REQUIREMENT:
Scan each line of the records for the word "στην" and extract the ones that have it.

GIVEN DATA:
□ □ □ □ □

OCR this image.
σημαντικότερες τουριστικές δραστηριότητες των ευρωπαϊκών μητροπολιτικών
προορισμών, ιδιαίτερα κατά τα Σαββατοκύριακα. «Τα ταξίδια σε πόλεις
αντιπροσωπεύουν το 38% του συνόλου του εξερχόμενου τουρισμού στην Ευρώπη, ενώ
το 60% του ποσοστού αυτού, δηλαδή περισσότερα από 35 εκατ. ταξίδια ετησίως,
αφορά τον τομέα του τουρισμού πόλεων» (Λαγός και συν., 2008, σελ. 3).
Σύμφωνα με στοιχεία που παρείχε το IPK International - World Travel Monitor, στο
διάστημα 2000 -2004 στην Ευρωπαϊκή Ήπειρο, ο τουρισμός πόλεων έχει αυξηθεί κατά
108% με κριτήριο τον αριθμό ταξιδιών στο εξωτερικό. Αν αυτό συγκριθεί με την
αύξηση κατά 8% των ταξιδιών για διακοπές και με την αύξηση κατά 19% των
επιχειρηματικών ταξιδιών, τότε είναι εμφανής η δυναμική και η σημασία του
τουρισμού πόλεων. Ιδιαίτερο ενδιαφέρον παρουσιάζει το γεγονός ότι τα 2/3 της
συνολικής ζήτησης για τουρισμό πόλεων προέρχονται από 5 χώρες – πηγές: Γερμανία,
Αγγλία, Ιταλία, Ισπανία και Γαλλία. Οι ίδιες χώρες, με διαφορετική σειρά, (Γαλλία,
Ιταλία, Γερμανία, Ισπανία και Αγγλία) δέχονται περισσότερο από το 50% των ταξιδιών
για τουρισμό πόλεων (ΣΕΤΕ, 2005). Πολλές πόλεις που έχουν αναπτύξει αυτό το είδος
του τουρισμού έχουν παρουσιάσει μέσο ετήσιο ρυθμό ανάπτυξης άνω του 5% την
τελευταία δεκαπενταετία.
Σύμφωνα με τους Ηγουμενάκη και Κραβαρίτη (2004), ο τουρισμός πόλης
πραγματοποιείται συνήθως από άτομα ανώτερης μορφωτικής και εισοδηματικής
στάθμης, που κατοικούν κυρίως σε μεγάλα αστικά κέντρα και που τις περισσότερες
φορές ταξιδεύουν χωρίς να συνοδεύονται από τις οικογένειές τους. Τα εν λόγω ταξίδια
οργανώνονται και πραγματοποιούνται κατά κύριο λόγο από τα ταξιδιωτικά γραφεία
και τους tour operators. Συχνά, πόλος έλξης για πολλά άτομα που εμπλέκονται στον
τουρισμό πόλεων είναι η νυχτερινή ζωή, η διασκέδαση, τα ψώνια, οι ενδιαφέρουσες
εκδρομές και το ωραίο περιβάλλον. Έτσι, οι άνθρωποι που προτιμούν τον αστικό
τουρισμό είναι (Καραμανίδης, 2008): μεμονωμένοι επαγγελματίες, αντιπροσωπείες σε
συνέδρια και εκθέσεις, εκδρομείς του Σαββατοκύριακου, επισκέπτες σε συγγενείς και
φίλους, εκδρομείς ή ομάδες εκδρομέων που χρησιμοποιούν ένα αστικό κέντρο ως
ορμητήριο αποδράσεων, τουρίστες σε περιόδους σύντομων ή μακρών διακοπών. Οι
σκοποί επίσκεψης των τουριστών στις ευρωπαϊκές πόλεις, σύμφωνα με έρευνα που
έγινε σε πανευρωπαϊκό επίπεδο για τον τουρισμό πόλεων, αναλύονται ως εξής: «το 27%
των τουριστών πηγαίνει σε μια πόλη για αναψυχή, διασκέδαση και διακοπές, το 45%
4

□ □ □ □ □

CORRECT OUTPUT:
αντιπροσωπεύουν το 38% του συνόλου του εξερχόμενου τουρισμού στην Ευρώπη, ενώ
διάστημα 2000 -2004 στην Ευρωπαϊκή Ήπειρο, ο τουρισμός πόλεων έχει αυξηθεί κατά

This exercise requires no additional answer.